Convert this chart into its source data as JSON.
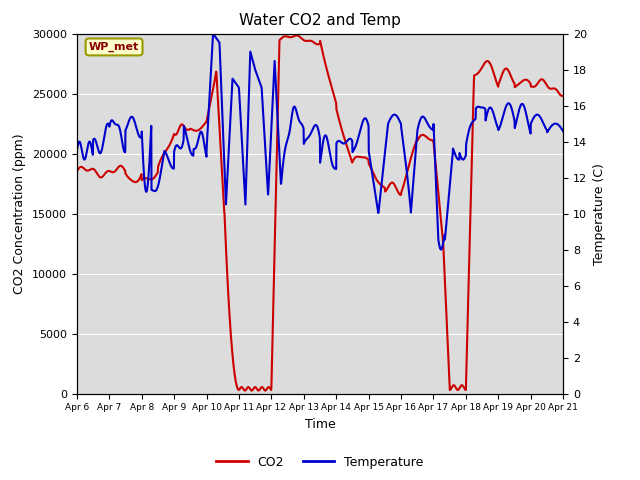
{
  "title": "Water CO2 and Temp",
  "xlabel": "Time",
  "ylabel_left": "CO2 Concentration (ppm)",
  "ylabel_right": "Temperature (C)",
  "annotation": "WP_met",
  "bg_color": "#dcdcdc",
  "co2_color": "#cc0000",
  "temp_color": "#0000cc",
  "ylim_left": [
    0,
    30000
  ],
  "ylim_right": [
    0,
    20
  ],
  "x_tick_labels": [
    "Apr 6",
    "Apr 7",
    "Apr 8",
    "Apr 9",
    "Apr 10",
    "Apr 11",
    "Apr 12",
    "Apr 13",
    "Apr 14",
    "Apr 15",
    "Apr 16",
    "Apr 17",
    "Apr 18",
    "Apr 19",
    "Apr 20",
    "Apr 21"
  ],
  "x_ticks": [
    0,
    1,
    2,
    3,
    4,
    5,
    6,
    7,
    8,
    9,
    10,
    11,
    12,
    13,
    14,
    15
  ],
  "yticks_left": [
    0,
    5000,
    10000,
    15000,
    20000,
    25000,
    30000
  ],
  "yticks_right": [
    0,
    2,
    4,
    6,
    8,
    10,
    12,
    14,
    16,
    18,
    20
  ]
}
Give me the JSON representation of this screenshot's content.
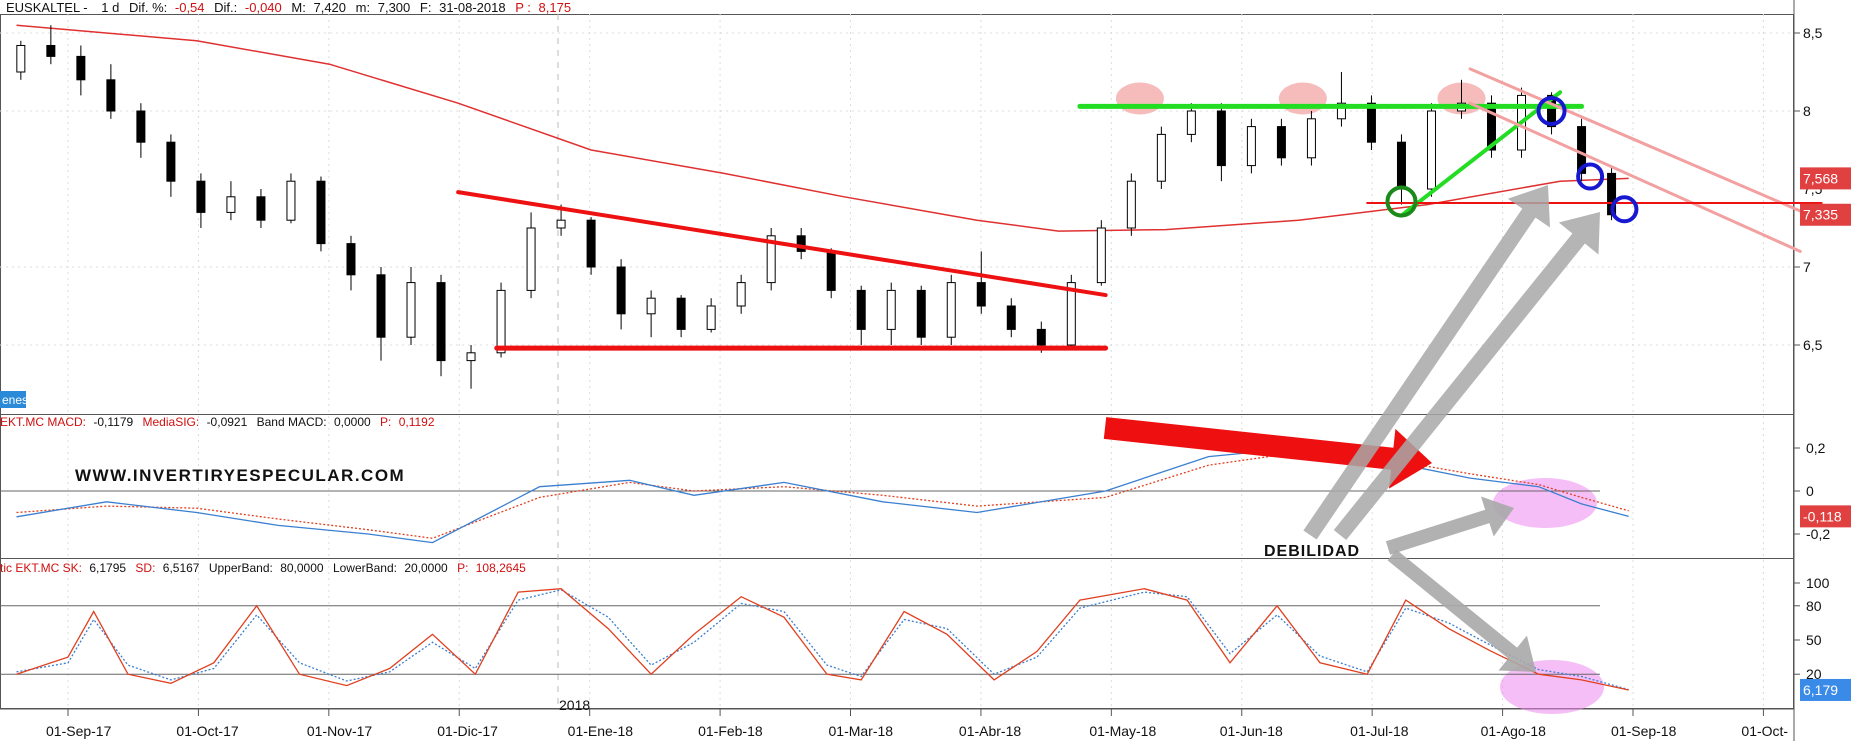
{
  "header": {
    "symbol": "EUSKALTEL -",
    "period": "1 d",
    "dif_pct_label": "Dif. %:",
    "dif_pct_value": "-0,54",
    "dif_label": "Dif.:",
    "dif_value": "-0,040",
    "max_label": "M:",
    "max_value": "7,420",
    "min_label": "m:",
    "min_value": "7,300",
    "date_label": "F:",
    "date_value": "31-08-2018",
    "price_label": "P :",
    "price_value": "8,175"
  },
  "side_tag": "enes",
  "watermark": "WWW.INVERTIRYESPECULAR.COM",
  "annotation_text": "DEBILIDAD",
  "year_marker": "2018",
  "colors": {
    "up": "#ffffff",
    "down": "#000000",
    "ma": "#e03030",
    "resistance": "#22dd22",
    "trend": "#ee1111",
    "channel": "#f2a0a0",
    "blue_line": "#3a7fd0",
    "red_line": "#e04020",
    "arrow_gray": "#a8a8a8",
    "highlight_pink": "#f4b0b0",
    "highlight_magenta": "#ee88ee"
  },
  "macd_header": {
    "name": "EKT.MC MACD:",
    "macd": "-0,1179",
    "sig_label": "MediaSIG:",
    "sig": "-0,0921",
    "band_label": "Band MACD:",
    "band": "0,0000",
    "p_label": "P:",
    "p": "0,1192"
  },
  "stoch_header": {
    "name": "tic EKT.MC SK:",
    "sk": "6,1795",
    "sd_label": "SD:",
    "sd": "6,5167",
    "ub_label": "UpperBand:",
    "ub": "80,0000",
    "lb_label": "LowerBand:",
    "lb": "20,0000",
    "p_label": "P:",
    "p": "108,2645"
  },
  "price_axis": {
    "ticks": [
      "8,5",
      "8",
      "7",
      "6,5"
    ],
    "tick_values": [
      8.5,
      8,
      7,
      6.5
    ],
    "partial_tick": "7,5",
    "tag_high": "7,568",
    "tag_high_value": 7.568,
    "tag_low": "7,335",
    "tag_low_value": 7.335
  },
  "macd_axis": {
    "ticks": [
      "0,2",
      "0",
      "-0,2"
    ],
    "tick_values": [
      0.2,
      0,
      -0.2
    ],
    "tag": "-0,118",
    "tag_value": -0.118
  },
  "stoch_axis": {
    "ticks": [
      "100",
      "80",
      "50",
      "20"
    ],
    "tick_values": [
      100,
      80,
      50,
      20
    ],
    "tag": "6,179",
    "tag_value": 6.179
  },
  "date_axis": {
    "labels": [
      "01-Sep-17",
      "01-Oct-17",
      "01-Nov-17",
      "01-Dic-17",
      "01-Ene-18",
      "01-Feb-18",
      "01-Mar-18",
      "01-Abr-18",
      "01-May-18",
      "01-Jun-18",
      "01-Jul-18",
      "01-Ago-18",
      "01-Sep-18",
      "01-Oct-"
    ]
  },
  "chart_data": {
    "type": "candlestick",
    "title": "EUSKALTEL",
    "period": "1 d",
    "date_range": [
      "2017-08-20",
      "2018-08-31"
    ],
    "ylim": [
      6.1,
      8.6
    ],
    "candles": [
      {
        "date": "2017-08-21",
        "o": 8.25,
        "h": 8.45,
        "l": 8.2,
        "c": 8.42
      },
      {
        "date": "2017-08-28",
        "o": 8.42,
        "h": 8.55,
        "l": 8.3,
        "c": 8.35
      },
      {
        "date": "2017-09-04",
        "o": 8.35,
        "h": 8.42,
        "l": 8.1,
        "c": 8.2
      },
      {
        "date": "2017-09-11",
        "o": 8.2,
        "h": 8.3,
        "l": 7.95,
        "c": 8.0
      },
      {
        "date": "2017-09-18",
        "o": 8.0,
        "h": 8.05,
        "l": 7.7,
        "c": 7.8
      },
      {
        "date": "2017-09-25",
        "o": 7.8,
        "h": 7.85,
        "l": 7.45,
        "c": 7.55
      },
      {
        "date": "2017-10-02",
        "o": 7.55,
        "h": 7.6,
        "l": 7.25,
        "c": 7.35
      },
      {
        "date": "2017-10-09",
        "o": 7.35,
        "h": 7.55,
        "l": 7.3,
        "c": 7.45
      },
      {
        "date": "2017-10-16",
        "o": 7.45,
        "h": 7.5,
        "l": 7.25,
        "c": 7.3
      },
      {
        "date": "2017-10-23",
        "o": 7.3,
        "h": 7.6,
        "l": 7.28,
        "c": 7.55
      },
      {
        "date": "2017-10-30",
        "o": 7.55,
        "h": 7.58,
        "l": 7.1,
        "c": 7.15
      },
      {
        "date": "2017-11-06",
        "o": 7.15,
        "h": 7.2,
        "l": 6.85,
        "c": 6.95
      },
      {
        "date": "2017-11-13",
        "o": 6.95,
        "h": 7.0,
        "l": 6.4,
        "c": 6.55
      },
      {
        "date": "2017-11-20",
        "o": 6.55,
        "h": 7.0,
        "l": 6.5,
        "c": 6.9
      },
      {
        "date": "2017-11-27",
        "o": 6.9,
        "h": 6.95,
        "l": 6.3,
        "c": 6.4
      },
      {
        "date": "2017-12-04",
        "o": 6.4,
        "h": 6.5,
        "l": 6.22,
        "c": 6.45
      },
      {
        "date": "2017-12-11",
        "o": 6.45,
        "h": 6.9,
        "l": 6.42,
        "c": 6.85
      },
      {
        "date": "2017-12-18",
        "o": 6.85,
        "h": 7.35,
        "l": 6.8,
        "c": 7.25
      },
      {
        "date": "2017-12-25",
        "o": 7.25,
        "h": 7.4,
        "l": 7.2,
        "c": 7.3
      },
      {
        "date": "2018-01-01",
        "o": 7.3,
        "h": 7.32,
        "l": 6.95,
        "c": 7.0
      },
      {
        "date": "2018-01-08",
        "o": 7.0,
        "h": 7.05,
        "l": 6.6,
        "c": 6.7
      },
      {
        "date": "2018-01-15",
        "o": 6.7,
        "h": 6.85,
        "l": 6.55,
        "c": 6.8
      },
      {
        "date": "2018-01-22",
        "o": 6.8,
        "h": 6.82,
        "l": 6.55,
        "c": 6.6
      },
      {
        "date": "2018-01-29",
        "o": 6.6,
        "h": 6.8,
        "l": 6.58,
        "c": 6.75
      },
      {
        "date": "2018-02-05",
        "o": 6.75,
        "h": 6.95,
        "l": 6.7,
        "c": 6.9
      },
      {
        "date": "2018-02-12",
        "o": 6.9,
        "h": 7.25,
        "l": 6.85,
        "c": 7.2
      },
      {
        "date": "2018-02-19",
        "o": 7.2,
        "h": 7.25,
        "l": 7.05,
        "c": 7.1
      },
      {
        "date": "2018-02-26",
        "o": 7.1,
        "h": 7.12,
        "l": 6.8,
        "c": 6.85
      },
      {
        "date": "2018-03-05",
        "o": 6.85,
        "h": 6.88,
        "l": 6.5,
        "c": 6.6
      },
      {
        "date": "2018-03-12",
        "o": 6.6,
        "h": 6.9,
        "l": 6.5,
        "c": 6.85
      },
      {
        "date": "2018-03-19",
        "o": 6.85,
        "h": 6.88,
        "l": 6.5,
        "c": 6.55
      },
      {
        "date": "2018-03-26",
        "o": 6.55,
        "h": 6.95,
        "l": 6.5,
        "c": 6.9
      },
      {
        "date": "2018-04-02",
        "o": 6.9,
        "h": 7.1,
        "l": 6.7,
        "c": 6.75
      },
      {
        "date": "2018-04-09",
        "o": 6.75,
        "h": 6.8,
        "l": 6.55,
        "c": 6.6
      },
      {
        "date": "2018-04-16",
        "o": 6.6,
        "h": 6.65,
        "l": 6.45,
        "c": 6.5
      },
      {
        "date": "2018-04-23",
        "o": 6.5,
        "h": 6.95,
        "l": 6.48,
        "c": 6.9
      },
      {
        "date": "2018-04-30",
        "o": 6.9,
        "h": 7.3,
        "l": 6.88,
        "c": 7.25
      },
      {
        "date": "2018-05-07",
        "o": 7.25,
        "h": 7.6,
        "l": 7.2,
        "c": 7.55
      },
      {
        "date": "2018-05-14",
        "o": 7.55,
        "h": 7.9,
        "l": 7.5,
        "c": 7.85
      },
      {
        "date": "2018-05-21",
        "o": 7.85,
        "h": 8.05,
        "l": 7.8,
        "c": 8.0
      },
      {
        "date": "2018-05-28",
        "o": 8.0,
        "h": 8.05,
        "l": 7.55,
        "c": 7.65
      },
      {
        "date": "2018-06-04",
        "o": 7.65,
        "h": 7.95,
        "l": 7.6,
        "c": 7.9
      },
      {
        "date": "2018-06-11",
        "o": 7.9,
        "h": 7.95,
        "l": 7.65,
        "c": 7.7
      },
      {
        "date": "2018-06-18",
        "o": 7.7,
        "h": 8.0,
        "l": 7.65,
        "c": 7.95
      },
      {
        "date": "2018-06-25",
        "o": 7.95,
        "h": 8.25,
        "l": 7.9,
        "c": 8.05
      },
      {
        "date": "2018-07-02",
        "o": 8.05,
        "h": 8.1,
        "l": 7.75,
        "c": 7.8
      },
      {
        "date": "2018-07-09",
        "o": 7.8,
        "h": 7.85,
        "l": 7.4,
        "c": 7.5
      },
      {
        "date": "2018-07-16",
        "o": 7.5,
        "h": 8.05,
        "l": 7.45,
        "c": 8.0
      },
      {
        "date": "2018-07-23",
        "o": 8.0,
        "h": 8.2,
        "l": 7.95,
        "c": 8.05
      },
      {
        "date": "2018-07-30",
        "o": 8.05,
        "h": 8.1,
        "l": 7.7,
        "c": 7.75
      },
      {
        "date": "2018-08-06",
        "o": 7.75,
        "h": 8.15,
        "l": 7.7,
        "c": 8.1
      },
      {
        "date": "2018-08-13",
        "o": 8.1,
        "h": 8.12,
        "l": 7.85,
        "c": 7.9
      },
      {
        "date": "2018-08-20",
        "o": 7.9,
        "h": 7.95,
        "l": 7.55,
        "c": 7.6
      },
      {
        "date": "2018-08-27",
        "o": 7.6,
        "h": 7.65,
        "l": 7.3,
        "c": 7.335
      }
    ],
    "moving_average": [
      {
        "date": "2017-08-20",
        "v": 8.55
      },
      {
        "date": "2017-10-01",
        "v": 8.45
      },
      {
        "date": "2017-11-01",
        "v": 8.3
      },
      {
        "date": "2017-12-01",
        "v": 8.05
      },
      {
        "date": "2018-01-01",
        "v": 7.75
      },
      {
        "date": "2018-02-01",
        "v": 7.6
      },
      {
        "date": "2018-03-01",
        "v": 7.45
      },
      {
        "date": "2018-04-01",
        "v": 7.3
      },
      {
        "date": "2018-04-20",
        "v": 7.23
      },
      {
        "date": "2018-05-15",
        "v": 7.24
      },
      {
        "date": "2018-06-15",
        "v": 7.3
      },
      {
        "date": "2018-07-15",
        "v": 7.4
      },
      {
        "date": "2018-08-15",
        "v": 7.55
      },
      {
        "date": "2018-08-31",
        "v": 7.568
      }
    ],
    "drawings": {
      "resistance": {
        "start": {
          "date": "2018-04-25",
          "v": 8.03
        },
        "end": {
          "date": "2018-08-20",
          "v": 8.03
        }
      },
      "descending_trend": {
        "start": {
          "date": "2017-12-01",
          "v": 7.48
        },
        "end": {
          "date": "2018-05-01",
          "v": 6.82
        }
      },
      "support": {
        "start": {
          "date": "2017-12-10",
          "v": 6.48
        },
        "end": {
          "date": "2018-05-01",
          "v": 6.48
        }
      },
      "rising_trend": {
        "start": {
          "date": "2018-07-09",
          "v": 7.33
        },
        "end": {
          "date": "2018-08-15",
          "v": 8.12
        }
      },
      "channel_upper": {
        "start": {
          "date": "2018-07-25",
          "v": 8.27
        },
        "end": {
          "date": "2018-10-15",
          "v": 7.3
        }
      },
      "channel_lower": {
        "start": {
          "date": "2018-07-25",
          "v": 8.05
        },
        "end": {
          "date": "2018-10-10",
          "v": 7.1
        }
      },
      "horizontal_low": {
        "start": {
          "date": "2018-07-01",
          "v": 7.41
        },
        "end": {
          "date": "2018-10-15",
          "v": 7.41
        }
      }
    },
    "macd": {
      "ylim": [
        -0.3,
        0.3
      ],
      "macd_line": [
        {
          "date": "2017-08-20",
          "v": -0.12
        },
        {
          "date": "2017-09-10",
          "v": -0.05
        },
        {
          "date": "2017-10-01",
          "v": -0.1
        },
        {
          "date": "2017-10-20",
          "v": -0.16
        },
        {
          "date": "2017-11-10",
          "v": -0.2
        },
        {
          "date": "2017-11-25",
          "v": -0.24
        },
        {
          "date": "2017-12-20",
          "v": 0.02
        },
        {
          "date": "2018-01-10",
          "v": 0.05
        },
        {
          "date": "2018-01-25",
          "v": -0.02
        },
        {
          "date": "2018-02-15",
          "v": 0.04
        },
        {
          "date": "2018-03-10",
          "v": -0.05
        },
        {
          "date": "2018-04-01",
          "v": -0.1
        },
        {
          "date": "2018-05-01",
          "v": 0.0
        },
        {
          "date": "2018-05-25",
          "v": 0.16
        },
        {
          "date": "2018-06-15",
          "v": 0.2
        },
        {
          "date": "2018-07-05",
          "v": 0.14
        },
        {
          "date": "2018-07-25",
          "v": 0.06
        },
        {
          "date": "2018-08-10",
          "v": 0.02
        },
        {
          "date": "2018-08-20",
          "v": -0.06
        },
        {
          "date": "2018-08-31",
          "v": -0.118
        }
      ],
      "signal_line": [
        {
          "date": "2017-08-20",
          "v": -0.1
        },
        {
          "date": "2017-09-10",
          "v": -0.07
        },
        {
          "date": "2017-10-01",
          "v": -0.08
        },
        {
          "date": "2017-10-20",
          "v": -0.13
        },
        {
          "date": "2017-11-10",
          "v": -0.18
        },
        {
          "date": "2017-11-25",
          "v": -0.22
        },
        {
          "date": "2017-12-20",
          "v": -0.03
        },
        {
          "date": "2018-01-10",
          "v": 0.04
        },
        {
          "date": "2018-01-25",
          "v": 0.0
        },
        {
          "date": "2018-02-15",
          "v": 0.02
        },
        {
          "date": "2018-03-10",
          "v": -0.02
        },
        {
          "date": "2018-04-01",
          "v": -0.07
        },
        {
          "date": "2018-05-01",
          "v": -0.03
        },
        {
          "date": "2018-05-25",
          "v": 0.12
        },
        {
          "date": "2018-06-15",
          "v": 0.18
        },
        {
          "date": "2018-07-05",
          "v": 0.15
        },
        {
          "date": "2018-07-25",
          "v": 0.08
        },
        {
          "date": "2018-08-10",
          "v": 0.03
        },
        {
          "date": "2018-08-20",
          "v": -0.03
        },
        {
          "date": "2018-08-31",
          "v": -0.0921
        }
      ]
    },
    "stochastic": {
      "ylim": [
        0,
        100
      ],
      "upper_band": 80,
      "lower_band": 20,
      "sk": [
        {
          "date": "2017-08-20",
          "v": 20
        },
        {
          "date": "2017-09-01",
          "v": 35
        },
        {
          "date": "2017-09-07",
          "v": 75
        },
        {
          "date": "2017-09-15",
          "v": 20
        },
        {
          "date": "2017-09-25",
          "v": 12
        },
        {
          "date": "2017-10-05",
          "v": 30
        },
        {
          "date": "2017-10-15",
          "v": 80
        },
        {
          "date": "2017-10-25",
          "v": 20
        },
        {
          "date": "2017-11-05",
          "v": 10
        },
        {
          "date": "2017-11-15",
          "v": 25
        },
        {
          "date": "2017-11-25",
          "v": 55
        },
        {
          "date": "2017-12-05",
          "v": 20
        },
        {
          "date": "2017-12-15",
          "v": 92
        },
        {
          "date": "2017-12-25",
          "v": 95
        },
        {
          "date": "2018-01-05",
          "v": 60
        },
        {
          "date": "2018-01-15",
          "v": 20
        },
        {
          "date": "2018-01-25",
          "v": 55
        },
        {
          "date": "2018-02-05",
          "v": 88
        },
        {
          "date": "2018-02-15",
          "v": 70
        },
        {
          "date": "2018-02-25",
          "v": 20
        },
        {
          "date": "2018-03-05",
          "v": 15
        },
        {
          "date": "2018-03-15",
          "v": 75
        },
        {
          "date": "2018-03-25",
          "v": 55
        },
        {
          "date": "2018-04-05",
          "v": 15
        },
        {
          "date": "2018-04-15",
          "v": 40
        },
        {
          "date": "2018-04-25",
          "v": 85
        },
        {
          "date": "2018-05-10",
          "v": 95
        },
        {
          "date": "2018-05-20",
          "v": 85
        },
        {
          "date": "2018-05-30",
          "v": 30
        },
        {
          "date": "2018-06-10",
          "v": 80
        },
        {
          "date": "2018-06-20",
          "v": 30
        },
        {
          "date": "2018-07-01",
          "v": 20
        },
        {
          "date": "2018-07-10",
          "v": 85
        },
        {
          "date": "2018-07-20",
          "v": 60
        },
        {
          "date": "2018-07-30",
          "v": 40
        },
        {
          "date": "2018-08-10",
          "v": 20
        },
        {
          "date": "2018-08-20",
          "v": 15
        },
        {
          "date": "2018-08-31",
          "v": 6.179
        }
      ],
      "sd": [
        {
          "date": "2017-08-20",
          "v": 22
        },
        {
          "date": "2017-09-01",
          "v": 30
        },
        {
          "date": "2017-09-07",
          "v": 68
        },
        {
          "date": "2017-09-15",
          "v": 28
        },
        {
          "date": "2017-09-25",
          "v": 15
        },
        {
          "date": "2017-10-05",
          "v": 25
        },
        {
          "date": "2017-10-15",
          "v": 72
        },
        {
          "date": "2017-10-25",
          "v": 30
        },
        {
          "date": "2017-11-05",
          "v": 14
        },
        {
          "date": "2017-11-15",
          "v": 22
        },
        {
          "date": "2017-11-25",
          "v": 48
        },
        {
          "date": "2017-12-05",
          "v": 25
        },
        {
          "date": "2017-12-15",
          "v": 85
        },
        {
          "date": "2017-12-25",
          "v": 94
        },
        {
          "date": "2018-01-05",
          "v": 70
        },
        {
          "date": "2018-01-15",
          "v": 28
        },
        {
          "date": "2018-01-25",
          "v": 48
        },
        {
          "date": "2018-02-05",
          "v": 82
        },
        {
          "date": "2018-02-15",
          "v": 75
        },
        {
          "date": "2018-02-25",
          "v": 28
        },
        {
          "date": "2018-03-05",
          "v": 18
        },
        {
          "date": "2018-03-15",
          "v": 68
        },
        {
          "date": "2018-03-25",
          "v": 60
        },
        {
          "date": "2018-04-05",
          "v": 20
        },
        {
          "date": "2018-04-15",
          "v": 35
        },
        {
          "date": "2018-04-25",
          "v": 78
        },
        {
          "date": "2018-05-10",
          "v": 92
        },
        {
          "date": "2018-05-20",
          "v": 88
        },
        {
          "date": "2018-05-30",
          "v": 38
        },
        {
          "date": "2018-06-10",
          "v": 72
        },
        {
          "date": "2018-06-20",
          "v": 36
        },
        {
          "date": "2018-07-01",
          "v": 22
        },
        {
          "date": "2018-07-10",
          "v": 78
        },
        {
          "date": "2018-07-20",
          "v": 65
        },
        {
          "date": "2018-07-30",
          "v": 45
        },
        {
          "date": "2018-08-10",
          "v": 24
        },
        {
          "date": "2018-08-20",
          "v": 18
        },
        {
          "date": "2018-08-31",
          "v": 6.5167
        }
      ]
    }
  }
}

☆ ☆ ☆ ☆ ☆ ☆ ☆

— What is needed —
Of the lines in the entries above, how many include "JSON"? Only the number should be given.

— Written answer —
2